++++ Data for the task ++++

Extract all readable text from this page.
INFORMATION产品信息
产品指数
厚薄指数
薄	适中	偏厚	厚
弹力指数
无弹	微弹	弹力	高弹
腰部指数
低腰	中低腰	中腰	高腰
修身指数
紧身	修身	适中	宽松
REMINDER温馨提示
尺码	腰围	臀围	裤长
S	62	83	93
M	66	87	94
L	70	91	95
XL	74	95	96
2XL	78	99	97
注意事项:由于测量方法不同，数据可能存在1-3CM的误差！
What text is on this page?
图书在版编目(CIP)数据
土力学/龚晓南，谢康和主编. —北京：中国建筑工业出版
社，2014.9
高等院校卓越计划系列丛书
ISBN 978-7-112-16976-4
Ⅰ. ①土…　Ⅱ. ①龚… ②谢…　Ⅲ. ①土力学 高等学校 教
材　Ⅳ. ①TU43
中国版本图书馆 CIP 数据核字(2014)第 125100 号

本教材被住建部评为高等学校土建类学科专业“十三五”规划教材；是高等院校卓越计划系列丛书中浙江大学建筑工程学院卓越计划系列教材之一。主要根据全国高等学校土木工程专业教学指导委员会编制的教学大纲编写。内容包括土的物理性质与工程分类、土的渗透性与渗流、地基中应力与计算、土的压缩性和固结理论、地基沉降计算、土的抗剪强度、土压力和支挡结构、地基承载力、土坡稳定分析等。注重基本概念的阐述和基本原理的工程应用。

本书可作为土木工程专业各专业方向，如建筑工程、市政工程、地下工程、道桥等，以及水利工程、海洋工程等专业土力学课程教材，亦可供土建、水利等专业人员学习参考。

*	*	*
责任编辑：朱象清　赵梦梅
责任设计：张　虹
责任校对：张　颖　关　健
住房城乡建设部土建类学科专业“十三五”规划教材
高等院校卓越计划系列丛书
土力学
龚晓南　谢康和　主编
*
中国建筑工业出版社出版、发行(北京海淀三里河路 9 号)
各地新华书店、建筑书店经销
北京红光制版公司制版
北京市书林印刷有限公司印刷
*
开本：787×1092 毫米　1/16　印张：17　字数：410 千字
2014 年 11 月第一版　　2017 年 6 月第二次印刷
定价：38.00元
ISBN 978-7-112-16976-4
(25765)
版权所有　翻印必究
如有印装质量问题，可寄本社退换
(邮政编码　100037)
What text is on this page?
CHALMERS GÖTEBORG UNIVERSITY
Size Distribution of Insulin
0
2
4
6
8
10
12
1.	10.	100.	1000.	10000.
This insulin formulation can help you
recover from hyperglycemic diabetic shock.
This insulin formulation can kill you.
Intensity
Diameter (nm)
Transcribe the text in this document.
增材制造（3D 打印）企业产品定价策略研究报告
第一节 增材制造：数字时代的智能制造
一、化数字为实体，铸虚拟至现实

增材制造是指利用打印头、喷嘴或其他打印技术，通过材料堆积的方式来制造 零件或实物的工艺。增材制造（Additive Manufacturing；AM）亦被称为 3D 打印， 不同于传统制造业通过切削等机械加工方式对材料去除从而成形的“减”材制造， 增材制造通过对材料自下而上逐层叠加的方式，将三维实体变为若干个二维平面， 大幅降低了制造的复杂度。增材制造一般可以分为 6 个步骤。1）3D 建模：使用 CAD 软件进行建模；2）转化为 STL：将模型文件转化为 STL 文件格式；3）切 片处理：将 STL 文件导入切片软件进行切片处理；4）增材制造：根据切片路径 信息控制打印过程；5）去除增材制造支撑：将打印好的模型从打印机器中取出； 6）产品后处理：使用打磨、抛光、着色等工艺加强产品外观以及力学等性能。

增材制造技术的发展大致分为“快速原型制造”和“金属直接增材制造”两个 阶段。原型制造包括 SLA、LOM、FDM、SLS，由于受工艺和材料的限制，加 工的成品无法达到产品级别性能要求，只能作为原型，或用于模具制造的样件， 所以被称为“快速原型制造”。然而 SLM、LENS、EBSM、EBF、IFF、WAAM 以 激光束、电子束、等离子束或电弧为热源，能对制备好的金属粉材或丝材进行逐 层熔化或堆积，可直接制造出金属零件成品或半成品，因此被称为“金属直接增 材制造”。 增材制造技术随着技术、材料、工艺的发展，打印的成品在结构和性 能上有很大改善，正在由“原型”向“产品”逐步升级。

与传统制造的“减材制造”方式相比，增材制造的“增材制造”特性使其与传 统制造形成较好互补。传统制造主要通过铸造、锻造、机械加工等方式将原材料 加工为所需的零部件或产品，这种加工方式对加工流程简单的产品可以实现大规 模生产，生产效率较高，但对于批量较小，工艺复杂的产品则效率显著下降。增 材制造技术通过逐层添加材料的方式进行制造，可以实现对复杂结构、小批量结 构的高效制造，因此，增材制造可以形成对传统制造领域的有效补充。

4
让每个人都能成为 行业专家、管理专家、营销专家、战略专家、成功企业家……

++++

→ Directions for this task: Exactly reproduce every record.

→ The solution:
Extract all readable text from this page.
INFORMATION产品信息
产品指数
厚薄指数
薄	适中	偏厚	厚
弹力指数
无弹	微弹	弹力	高弹
腰部指数
低腰	中低腰	中腰	高腰
修身指数
紧身	修身	适中	宽松
REMINDER温馨提示
尺码	腰围	臀围	裤长
S	62	83	93
M	66	87	94
L	70	91	95
XL	74	95	96
2XL	78	99	97
注意事项:由于测量方法不同，数据可能存在1-3CM的误差！
What text is on this page?
图书在版编目(CIP)数据
土力学/龚晓南，谢康和主编. —北京：中国建筑工业出版
社，2014.9
高等院校卓越计划系列丛书
ISBN 978-7-112-16976-4
Ⅰ. ①土…　Ⅱ. ①龚… ②谢…　Ⅲ. ①土力学 高等学校 教
材　Ⅳ. ①TU43
中国版本图书馆 CIP 数据核字(2014)第 125100 号

本教材被住建部评为高等学校土建类学科专业“十三五”规划教材；是高等院校卓越计划系列丛书中浙江大学建筑工程学院卓越计划系列教材之一。主要根据全国高等学校土木工程专业教学指导委员会编制的教学大纲编写。内容包括土的物理性质与工程分类、土的渗透性与渗流、地基中应力与计算、土的压缩性和固结理论、地基沉降计算、土的抗剪强度、土压力和支挡结构、地基承载力、土坡稳定分析等。注重基本概念的阐述和基本原理的工程应用。

本书可作为土木工程专业各专业方向，如建筑工程、市政工程、地下工程、道桥等，以及水利工程、海洋工程等专业土力学课程教材，亦可供土建、水利等专业人员学习参考。

*	*	*
责任编辑：朱象清　赵梦梅
责任设计：张　虹
责任校对：张　颖　关　健
住房城乡建设部土建类学科专业“十三五”规划教材
高等院校卓越计划系列丛书
土力学
龚晓南　谢康和　主编
*
中国建筑工业出版社出版、发行(北京海淀三里河路 9 号)
各地新华书店、建筑书店经销
北京红光制版公司制版
北京市书林印刷有限公司印刷
*
开本：787×1092 毫米　1/16　印张：17　字数：410 千字
2014 年 11 月第一版　　2017 年 6 月第二次印刷
定价：38.00元
ISBN 978-7-112-16976-4
(25765)
版权所有　翻印必究
如有印装质量问题，可寄本社退换
(邮政编码　100037)
What text is on this page?
CHALMERS GÖTEBORG UNIVERSITY
Size Distribution of Insulin
0
2
4
6
8
10
12
1.	10.	100.	1000.	10000.
This insulin formulation can help you
recover from hyperglycemic diabetic shock.
This insulin formulation can kill you.
Intensity
Diameter (nm)
Transcribe the text in this document.
增材制造（3D 打印）企业产品定价策略研究报告
第一节 增材制造：数字时代的智能制造
一、化数字为实体，铸虚拟至现实

增材制造是指利用打印头、喷嘴或其他打印技术，通过材料堆积的方式来制造 零件或实物的工艺。增材制造（Additive Manufacturing；AM）亦被称为 3D 打印， 不同于传统制造业通过切削等机械加工方式对材料去除从而成形的“减”材制造， 增材制造通过对材料自下而上逐层叠加的方式，将三维实体变为若干个二维平面， 大幅降低了制造的复杂度。增材制造一般可以分为 6 个步骤。1）3D 建模：使用 CAD 软件进行建模；2）转化为 STL：将模型文件转化为 STL 文件格式；3）切 片处理：将 STL 文件导入切片软件进行切片处理；4）增材制造：根据切片路径 信息控制打印过程；5）去除增材制造支撑：将打印好的模型从打印机器中取出； 6）产品后处理：使用打磨、抛光、着色等工艺加强产品外观以及力学等性能。

增材制造技术的发展大致分为“快速原型制造”和“金属直接增材制造”两个 阶段。原型制造包括 SLA、LOM、FDM、SLS，由于受工艺和材料的限制，加 工的成品无法达到产品级别性能要求，只能作为原型，或用于模具制造的样件， 所以被称为“快速原型制造”。然而 SLM、LENS、EBSM、EBF、IFF、WAAM 以 激光束、电子束、等离子束或电弧为热源，能对制备好的金属粉材或丝材进行逐 层熔化或堆积，可直接制造出金属零件成品或半成品，因此被称为“金属直接增 材制造”。 增材制造技术随着技术、材料、工艺的发展，打印的成品在结构和性 能上有很大改善，正在由“原型”向“产品”逐步升级。

与传统制造的“减材制造”方式相比，增材制造的“增材制造”特性使其与传 统制造形成较好互补。传统制造主要通过铸造、锻造、机械加工等方式将原材料 加工为所需的零部件或产品，这种加工方式对加工流程简单的产品可以实现大规 模生产，生产效率较高，但对于批量较小，工艺复杂的产品则效率显著下降。增 材制造技术通过逐层添加材料的方式进行制造，可以实现对复杂结构、小批量结 构的高效制造，因此，增材制造可以形成对传统制造领域的有效补充。

4
让每个人都能成为 行业专家、管理专家、营销专家、战略专家、成功企业家……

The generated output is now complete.